Stored entries
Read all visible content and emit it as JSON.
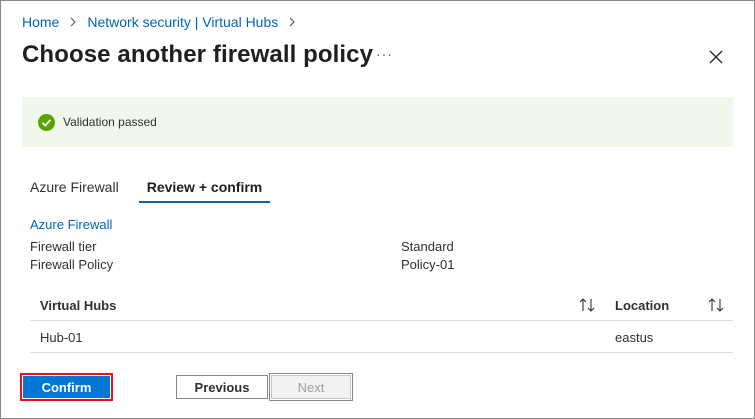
{
  "breadcrumb": {
    "items": [
      "Home",
      "Network security | Virtual Hubs"
    ]
  },
  "page": {
    "title": "Choose another firewall policy",
    "more_label": "···"
  },
  "validation": {
    "message": "Validation passed",
    "status_color": "#57a300"
  },
  "tabs": [
    {
      "label": "Azure Firewall",
      "active": false
    },
    {
      "label": "Review + confirm",
      "active": true
    }
  ],
  "review": {
    "section_title": "Azure Firewall",
    "fields": [
      {
        "label": "Firewall tier",
        "value": "Standard"
      },
      {
        "label": "Firewall Policy",
        "value": "Policy-01"
      }
    ]
  },
  "grid": {
    "columns": [
      "Virtual Hubs",
      "Location"
    ],
    "rows": [
      [
        "Hub-01",
        "eastus"
      ]
    ]
  },
  "footer": {
    "confirm_label": "Confirm",
    "previous_label": "Previous",
    "next_label": "Next"
  },
  "colors": {
    "accent": "#0078d4",
    "link": "#0067b8",
    "banner_bg": "#f1f8eb"
  }
}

Exercise - Copy every record character for character. Skip the pictures.

Output below -
Read all visible content and emit it as JSON.
{
  "breadcrumb": {
    "items": [
      "Home",
      "Network security | Virtual Hubs"
    ]
  },
  "page": {
    "title": "Choose another firewall policy",
    "more_label": "···"
  },
  "validation": {
    "message": "Validation passed",
    "status_color": "#57a300"
  },
  "tabs": [
    {
      "label": "Azure Firewall",
      "active": false
    },
    {
      "label": "Review + confirm",
      "active": true
    }
  ],
  "review": {
    "section_title": "Azure Firewall",
    "fields": [
      {
        "label": "Firewall tier",
        "value": "Standard"
      },
      {
        "label": "Firewall Policy",
        "value": "Policy-01"
      }
    ]
  },
  "grid": {
    "columns": [
      "Virtual Hubs",
      "Location"
    ],
    "rows": [
      [
        "Hub-01",
        "eastus"
      ]
    ]
  },
  "footer": {
    "confirm_label": "Confirm",
    "previous_label": "Previous",
    "next_label": "Next"
  },
  "colors": {
    "accent": "#0078d4",
    "link": "#0067b8",
    "banner_bg": "#f1f8eb"
  }
}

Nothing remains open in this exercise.